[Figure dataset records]
----------------------------------------

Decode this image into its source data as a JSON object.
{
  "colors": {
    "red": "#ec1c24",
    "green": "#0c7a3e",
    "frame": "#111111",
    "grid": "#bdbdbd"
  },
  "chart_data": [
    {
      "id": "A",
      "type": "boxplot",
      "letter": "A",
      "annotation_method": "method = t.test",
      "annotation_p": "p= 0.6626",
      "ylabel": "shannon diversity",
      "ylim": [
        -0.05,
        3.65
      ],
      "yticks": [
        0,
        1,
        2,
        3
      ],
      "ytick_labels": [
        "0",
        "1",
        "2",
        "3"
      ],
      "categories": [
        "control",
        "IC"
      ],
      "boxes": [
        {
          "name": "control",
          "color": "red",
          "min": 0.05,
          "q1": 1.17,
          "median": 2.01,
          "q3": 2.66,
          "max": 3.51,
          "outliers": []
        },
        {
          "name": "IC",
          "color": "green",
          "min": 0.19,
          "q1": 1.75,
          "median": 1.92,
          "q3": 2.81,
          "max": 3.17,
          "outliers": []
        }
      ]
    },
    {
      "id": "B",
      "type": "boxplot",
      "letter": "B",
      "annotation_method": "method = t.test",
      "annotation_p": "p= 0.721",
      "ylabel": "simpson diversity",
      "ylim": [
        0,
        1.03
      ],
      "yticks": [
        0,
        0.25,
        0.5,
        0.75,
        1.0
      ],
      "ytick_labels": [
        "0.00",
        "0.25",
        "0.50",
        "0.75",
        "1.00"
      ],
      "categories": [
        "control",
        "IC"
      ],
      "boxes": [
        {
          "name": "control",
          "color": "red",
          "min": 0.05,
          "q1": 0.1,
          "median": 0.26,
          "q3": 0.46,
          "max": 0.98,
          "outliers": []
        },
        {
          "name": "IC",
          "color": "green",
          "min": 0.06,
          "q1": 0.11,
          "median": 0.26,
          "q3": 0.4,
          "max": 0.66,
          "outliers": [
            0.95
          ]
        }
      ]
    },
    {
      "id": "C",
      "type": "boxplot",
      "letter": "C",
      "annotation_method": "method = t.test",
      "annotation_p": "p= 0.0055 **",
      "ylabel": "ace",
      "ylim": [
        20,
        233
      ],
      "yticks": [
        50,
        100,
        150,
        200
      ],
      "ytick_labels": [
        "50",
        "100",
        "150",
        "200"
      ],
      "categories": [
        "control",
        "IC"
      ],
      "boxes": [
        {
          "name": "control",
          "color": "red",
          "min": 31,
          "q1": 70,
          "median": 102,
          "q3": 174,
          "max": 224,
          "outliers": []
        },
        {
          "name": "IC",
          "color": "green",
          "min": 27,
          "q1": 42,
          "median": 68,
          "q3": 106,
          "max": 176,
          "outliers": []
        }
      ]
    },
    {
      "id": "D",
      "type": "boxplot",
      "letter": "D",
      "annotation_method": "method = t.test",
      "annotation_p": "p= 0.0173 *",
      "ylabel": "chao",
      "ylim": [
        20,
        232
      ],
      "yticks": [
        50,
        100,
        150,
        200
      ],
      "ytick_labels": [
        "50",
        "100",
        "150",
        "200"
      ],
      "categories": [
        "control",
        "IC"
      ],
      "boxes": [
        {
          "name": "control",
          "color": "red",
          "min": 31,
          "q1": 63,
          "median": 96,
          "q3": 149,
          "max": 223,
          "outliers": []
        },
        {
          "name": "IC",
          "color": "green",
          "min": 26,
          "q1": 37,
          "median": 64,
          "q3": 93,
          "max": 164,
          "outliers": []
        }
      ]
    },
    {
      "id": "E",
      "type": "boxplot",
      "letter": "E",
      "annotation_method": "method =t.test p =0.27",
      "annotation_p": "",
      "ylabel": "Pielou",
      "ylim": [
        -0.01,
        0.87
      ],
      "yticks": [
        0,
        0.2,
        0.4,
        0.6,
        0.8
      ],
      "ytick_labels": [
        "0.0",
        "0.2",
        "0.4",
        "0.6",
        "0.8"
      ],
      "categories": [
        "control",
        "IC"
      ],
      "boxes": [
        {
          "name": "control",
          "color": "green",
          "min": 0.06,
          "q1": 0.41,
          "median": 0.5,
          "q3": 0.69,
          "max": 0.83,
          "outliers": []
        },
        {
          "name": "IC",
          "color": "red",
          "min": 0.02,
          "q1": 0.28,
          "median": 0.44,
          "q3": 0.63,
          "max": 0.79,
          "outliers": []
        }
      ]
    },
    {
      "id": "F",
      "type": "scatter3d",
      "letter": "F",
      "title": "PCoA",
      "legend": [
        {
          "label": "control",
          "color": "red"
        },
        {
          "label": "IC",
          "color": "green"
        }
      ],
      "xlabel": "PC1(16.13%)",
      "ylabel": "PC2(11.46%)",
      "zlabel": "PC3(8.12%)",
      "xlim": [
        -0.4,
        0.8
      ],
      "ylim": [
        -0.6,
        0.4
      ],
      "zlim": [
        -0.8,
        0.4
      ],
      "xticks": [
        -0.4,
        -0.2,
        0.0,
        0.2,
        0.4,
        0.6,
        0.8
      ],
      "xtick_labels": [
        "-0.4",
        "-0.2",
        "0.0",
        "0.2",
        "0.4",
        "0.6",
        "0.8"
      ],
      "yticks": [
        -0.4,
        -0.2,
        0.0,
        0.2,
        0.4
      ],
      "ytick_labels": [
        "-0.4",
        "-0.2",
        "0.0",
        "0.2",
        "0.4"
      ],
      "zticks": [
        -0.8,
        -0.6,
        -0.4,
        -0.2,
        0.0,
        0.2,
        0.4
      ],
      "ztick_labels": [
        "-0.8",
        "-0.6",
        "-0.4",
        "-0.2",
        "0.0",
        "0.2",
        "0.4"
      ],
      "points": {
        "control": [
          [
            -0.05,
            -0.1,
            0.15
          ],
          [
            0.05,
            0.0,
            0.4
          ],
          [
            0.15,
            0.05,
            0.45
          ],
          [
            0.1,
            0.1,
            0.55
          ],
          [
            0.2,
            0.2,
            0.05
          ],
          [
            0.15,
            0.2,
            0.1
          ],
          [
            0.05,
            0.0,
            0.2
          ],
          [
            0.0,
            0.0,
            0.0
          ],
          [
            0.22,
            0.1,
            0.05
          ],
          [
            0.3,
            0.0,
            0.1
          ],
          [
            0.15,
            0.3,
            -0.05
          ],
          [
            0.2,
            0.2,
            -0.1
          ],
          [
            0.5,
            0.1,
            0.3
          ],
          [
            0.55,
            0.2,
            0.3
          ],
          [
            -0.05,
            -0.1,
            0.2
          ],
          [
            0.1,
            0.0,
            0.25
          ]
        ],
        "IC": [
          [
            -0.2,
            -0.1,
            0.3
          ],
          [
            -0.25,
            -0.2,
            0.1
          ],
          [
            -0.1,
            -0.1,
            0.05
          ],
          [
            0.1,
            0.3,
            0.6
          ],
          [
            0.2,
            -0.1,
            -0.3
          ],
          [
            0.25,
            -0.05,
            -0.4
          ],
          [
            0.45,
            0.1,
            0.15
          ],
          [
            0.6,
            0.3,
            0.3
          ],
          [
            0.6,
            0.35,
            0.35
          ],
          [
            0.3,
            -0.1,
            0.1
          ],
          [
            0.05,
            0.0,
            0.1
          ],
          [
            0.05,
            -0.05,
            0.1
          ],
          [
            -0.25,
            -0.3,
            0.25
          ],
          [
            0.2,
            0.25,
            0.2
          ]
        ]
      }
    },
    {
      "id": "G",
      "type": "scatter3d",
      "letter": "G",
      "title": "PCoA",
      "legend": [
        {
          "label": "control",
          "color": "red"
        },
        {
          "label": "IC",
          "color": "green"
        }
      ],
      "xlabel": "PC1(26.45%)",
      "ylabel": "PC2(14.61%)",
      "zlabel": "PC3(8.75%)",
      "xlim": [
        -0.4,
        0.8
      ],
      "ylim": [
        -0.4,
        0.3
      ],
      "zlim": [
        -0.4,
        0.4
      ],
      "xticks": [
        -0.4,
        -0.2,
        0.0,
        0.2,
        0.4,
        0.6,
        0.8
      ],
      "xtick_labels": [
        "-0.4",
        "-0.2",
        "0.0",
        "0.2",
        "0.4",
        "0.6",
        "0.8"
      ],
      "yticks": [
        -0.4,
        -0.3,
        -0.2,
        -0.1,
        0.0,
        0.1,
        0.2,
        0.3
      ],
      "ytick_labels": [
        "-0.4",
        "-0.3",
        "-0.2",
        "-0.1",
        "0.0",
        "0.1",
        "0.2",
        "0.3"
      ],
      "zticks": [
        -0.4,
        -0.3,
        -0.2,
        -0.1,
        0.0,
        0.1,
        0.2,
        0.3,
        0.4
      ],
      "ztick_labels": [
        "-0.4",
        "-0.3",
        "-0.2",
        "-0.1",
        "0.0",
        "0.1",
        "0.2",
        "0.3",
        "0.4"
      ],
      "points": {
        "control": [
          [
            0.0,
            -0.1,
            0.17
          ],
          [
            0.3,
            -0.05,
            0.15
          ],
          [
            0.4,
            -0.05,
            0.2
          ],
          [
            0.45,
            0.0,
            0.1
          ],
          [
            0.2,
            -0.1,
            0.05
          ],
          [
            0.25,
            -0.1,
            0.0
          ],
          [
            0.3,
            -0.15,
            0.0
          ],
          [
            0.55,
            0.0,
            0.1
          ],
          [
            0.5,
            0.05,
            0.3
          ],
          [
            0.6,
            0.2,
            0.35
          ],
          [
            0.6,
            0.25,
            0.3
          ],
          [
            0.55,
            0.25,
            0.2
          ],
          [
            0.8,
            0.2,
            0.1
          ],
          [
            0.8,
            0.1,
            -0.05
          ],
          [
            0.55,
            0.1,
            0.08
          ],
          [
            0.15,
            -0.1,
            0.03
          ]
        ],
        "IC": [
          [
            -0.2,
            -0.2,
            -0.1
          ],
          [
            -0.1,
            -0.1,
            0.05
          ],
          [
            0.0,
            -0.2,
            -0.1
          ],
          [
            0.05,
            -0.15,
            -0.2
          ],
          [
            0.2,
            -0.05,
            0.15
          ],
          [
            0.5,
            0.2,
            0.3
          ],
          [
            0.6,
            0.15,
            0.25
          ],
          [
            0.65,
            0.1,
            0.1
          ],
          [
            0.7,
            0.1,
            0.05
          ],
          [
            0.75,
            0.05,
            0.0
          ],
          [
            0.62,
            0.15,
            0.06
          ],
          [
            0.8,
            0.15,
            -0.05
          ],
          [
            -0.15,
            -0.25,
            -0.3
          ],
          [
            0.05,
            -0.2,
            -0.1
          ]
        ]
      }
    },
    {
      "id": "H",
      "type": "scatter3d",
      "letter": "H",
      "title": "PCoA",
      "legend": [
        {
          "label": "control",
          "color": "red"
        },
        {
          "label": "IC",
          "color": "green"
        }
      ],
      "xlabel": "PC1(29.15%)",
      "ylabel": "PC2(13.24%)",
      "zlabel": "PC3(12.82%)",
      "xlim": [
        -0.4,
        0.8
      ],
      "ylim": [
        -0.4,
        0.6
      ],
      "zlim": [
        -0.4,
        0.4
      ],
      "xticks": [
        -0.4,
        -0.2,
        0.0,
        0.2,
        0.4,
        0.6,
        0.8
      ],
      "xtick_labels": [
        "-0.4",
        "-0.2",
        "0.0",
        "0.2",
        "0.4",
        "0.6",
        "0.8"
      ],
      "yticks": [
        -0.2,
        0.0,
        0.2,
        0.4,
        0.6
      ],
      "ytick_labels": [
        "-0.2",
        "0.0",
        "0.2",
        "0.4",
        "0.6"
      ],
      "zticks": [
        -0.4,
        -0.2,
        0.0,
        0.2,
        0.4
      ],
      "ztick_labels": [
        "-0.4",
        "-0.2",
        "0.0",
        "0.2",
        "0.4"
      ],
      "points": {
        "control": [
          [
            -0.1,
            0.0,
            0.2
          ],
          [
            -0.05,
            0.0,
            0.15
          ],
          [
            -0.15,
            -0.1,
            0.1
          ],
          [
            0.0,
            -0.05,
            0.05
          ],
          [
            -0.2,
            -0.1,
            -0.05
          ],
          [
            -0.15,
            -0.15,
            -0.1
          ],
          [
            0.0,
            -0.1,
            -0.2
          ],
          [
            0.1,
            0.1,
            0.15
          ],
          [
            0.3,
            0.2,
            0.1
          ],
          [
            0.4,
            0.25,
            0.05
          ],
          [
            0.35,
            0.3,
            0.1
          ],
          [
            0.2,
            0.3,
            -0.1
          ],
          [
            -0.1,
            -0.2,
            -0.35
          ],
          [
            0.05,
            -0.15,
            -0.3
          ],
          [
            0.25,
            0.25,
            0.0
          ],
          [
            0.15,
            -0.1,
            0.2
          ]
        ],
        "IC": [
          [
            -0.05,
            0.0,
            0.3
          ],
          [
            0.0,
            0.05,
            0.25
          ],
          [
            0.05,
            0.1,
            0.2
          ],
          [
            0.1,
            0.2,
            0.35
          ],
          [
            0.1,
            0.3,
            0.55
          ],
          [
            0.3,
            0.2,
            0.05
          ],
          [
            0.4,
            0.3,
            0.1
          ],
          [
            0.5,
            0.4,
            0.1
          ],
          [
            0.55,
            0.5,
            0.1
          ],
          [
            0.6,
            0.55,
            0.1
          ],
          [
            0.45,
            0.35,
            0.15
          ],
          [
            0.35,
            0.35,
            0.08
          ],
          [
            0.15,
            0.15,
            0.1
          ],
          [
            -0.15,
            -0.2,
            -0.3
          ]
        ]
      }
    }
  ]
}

----------------------------------------

- [WRITTEN PROBLEM]
Copy out all lines where the word "ylabel" appears.

- [SOLUTION]
      "ylabel": "shannon diversity",
      "ylabel": "simpson diversity",
      "ylabel": "ace",
      "ylabel": "chao",
      "ylabel": "Pielou",
      "ylabel": "PC2(11.46%)",
      "ylabel": "PC2(14.61%)",
      "ylabel": "PC2(13.24%)",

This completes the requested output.